- [CHALLENGE]: All entries are to be quoted exactly; the images stay out of the copy.

(Stored data entries)
------------------------
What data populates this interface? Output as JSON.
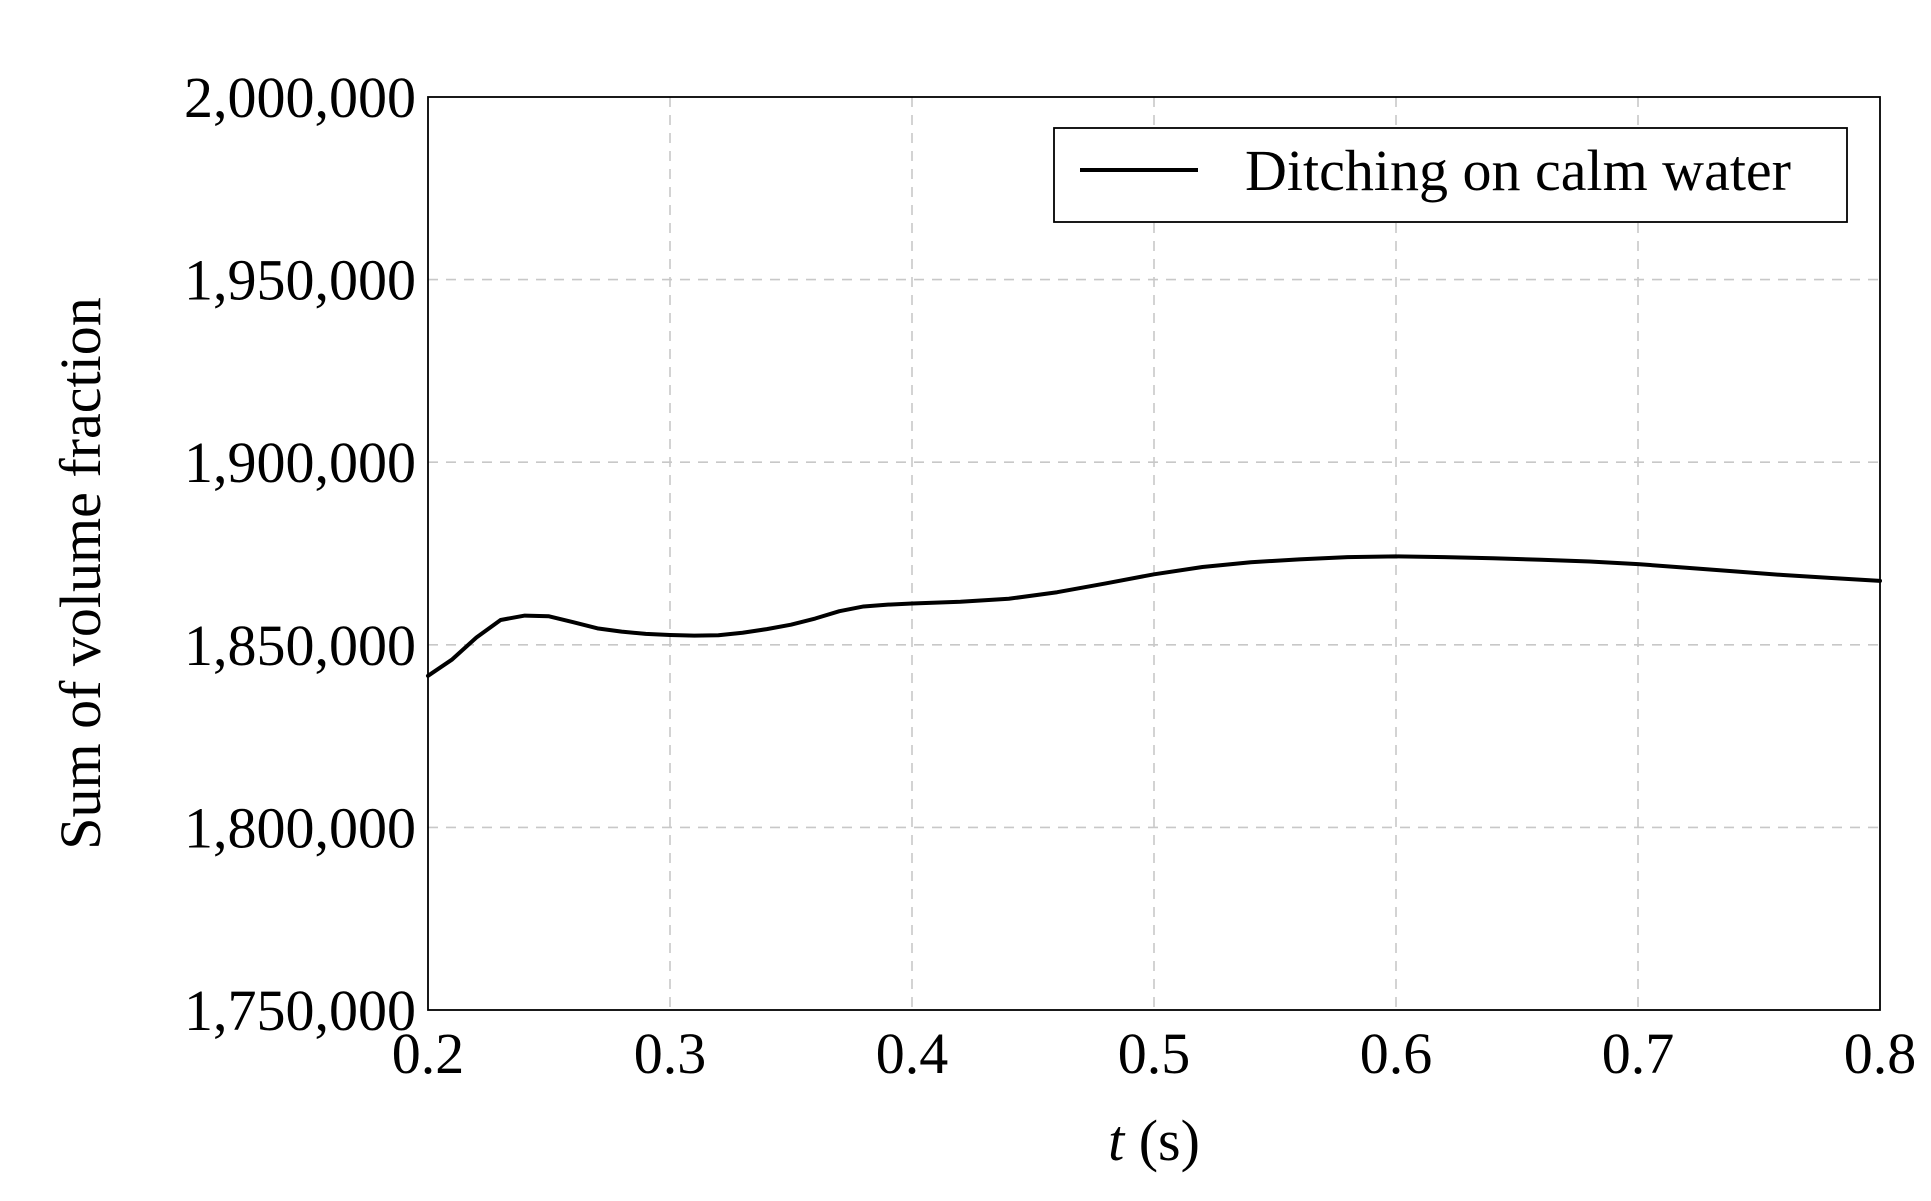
{
  "chart_data": {
    "type": "line",
    "title": "",
    "xlabel_var": "t",
    "xlabel_unit": " (s)",
    "ylabel": "Sum of volume fraction",
    "xlim": [
      0.2,
      0.8
    ],
    "ylim": [
      1750000,
      2000000
    ],
    "x_ticks": [
      0.2,
      0.3,
      0.4,
      0.5,
      0.6,
      0.7,
      0.8
    ],
    "x_tick_labels": [
      "0.2",
      "0.3",
      "0.4",
      "0.5",
      "0.6",
      "0.7",
      "0.8"
    ],
    "y_ticks": [
      1750000,
      1800000,
      1850000,
      1900000,
      1950000,
      2000000
    ],
    "y_tick_labels": [
      "1,750,000",
      "1,800,000",
      "1,850,000",
      "1,900,000",
      "1,950,000",
      "2,000,000"
    ],
    "grid": true,
    "legend_position": "top-right",
    "series": [
      {
        "name": "Ditching on calm water",
        "color": "#000000",
        "x": [
          0.2,
          0.21,
          0.22,
          0.23,
          0.24,
          0.25,
          0.26,
          0.27,
          0.28,
          0.29,
          0.3,
          0.31,
          0.32,
          0.33,
          0.34,
          0.35,
          0.36,
          0.37,
          0.38,
          0.39,
          0.4,
          0.42,
          0.44,
          0.46,
          0.48,
          0.5,
          0.52,
          0.54,
          0.56,
          0.58,
          0.6,
          0.62,
          0.64,
          0.66,
          0.68,
          0.7,
          0.72,
          0.74,
          0.76,
          0.78,
          0.8
        ],
        "y": [
          1841500,
          1846000,
          1852000,
          1856800,
          1858000,
          1857800,
          1856200,
          1854500,
          1853600,
          1853000,
          1852700,
          1852500,
          1852600,
          1853300,
          1854300,
          1855500,
          1857200,
          1859200,
          1860500,
          1861000,
          1861300,
          1861800,
          1862600,
          1864400,
          1866800,
          1869300,
          1871300,
          1872600,
          1873400,
          1874000,
          1874200,
          1874000,
          1873700,
          1873300,
          1872800,
          1872100,
          1871100,
          1870100,
          1869100,
          1868300,
          1867500
        ]
      }
    ]
  }
}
------------------------
- [OUTPUT BELOW]:
What data populates this interface? Output as JSON.
{
  "chart_data": {
    "type": "line",
    "title": "",
    "xlabel_var": "t",
    "xlabel_unit": " (s)",
    "ylabel": "Sum of volume fraction",
    "xlim": [
      0.2,
      0.8
    ],
    "ylim": [
      1750000,
      2000000
    ],
    "x_ticks": [
      0.2,
      0.3,
      0.4,
      0.5,
      0.6,
      0.7,
      0.8
    ],
    "x_tick_labels": [
      "0.2",
      "0.3",
      "0.4",
      "0.5",
      "0.6",
      "0.7",
      "0.8"
    ],
    "y_ticks": [
      1750000,
      1800000,
      1850000,
      1900000,
      1950000,
      2000000
    ],
    "y_tick_labels": [
      "1,750,000",
      "1,800,000",
      "1,850,000",
      "1,900,000",
      "1,950,000",
      "2,000,000"
    ],
    "grid": true,
    "legend_position": "top-right",
    "series": [
      {
        "name": "Ditching on calm water",
        "color": "#000000",
        "x": [
          0.2,
          0.21,
          0.22,
          0.23,
          0.24,
          0.25,
          0.26,
          0.27,
          0.28,
          0.29,
          0.3,
          0.31,
          0.32,
          0.33,
          0.34,
          0.35,
          0.36,
          0.37,
          0.38,
          0.39,
          0.4,
          0.42,
          0.44,
          0.46,
          0.48,
          0.5,
          0.52,
          0.54,
          0.56,
          0.58,
          0.6,
          0.62,
          0.64,
          0.66,
          0.68,
          0.7,
          0.72,
          0.74,
          0.76,
          0.78,
          0.8
        ],
        "y": [
          1841500,
          1846000,
          1852000,
          1856800,
          1858000,
          1857800,
          1856200,
          1854500,
          1853600,
          1853000,
          1852700,
          1852500,
          1852600,
          1853300,
          1854300,
          1855500,
          1857200,
          1859200,
          1860500,
          1861000,
          1861300,
          1861800,
          1862600,
          1864400,
          1866800,
          1869300,
          1871300,
          1872600,
          1873400,
          1874000,
          1874200,
          1874000,
          1873700,
          1873300,
          1872800,
          1872100,
          1871100,
          1870100,
          1869100,
          1868300,
          1867500
        ]
      }
    ]
  }
}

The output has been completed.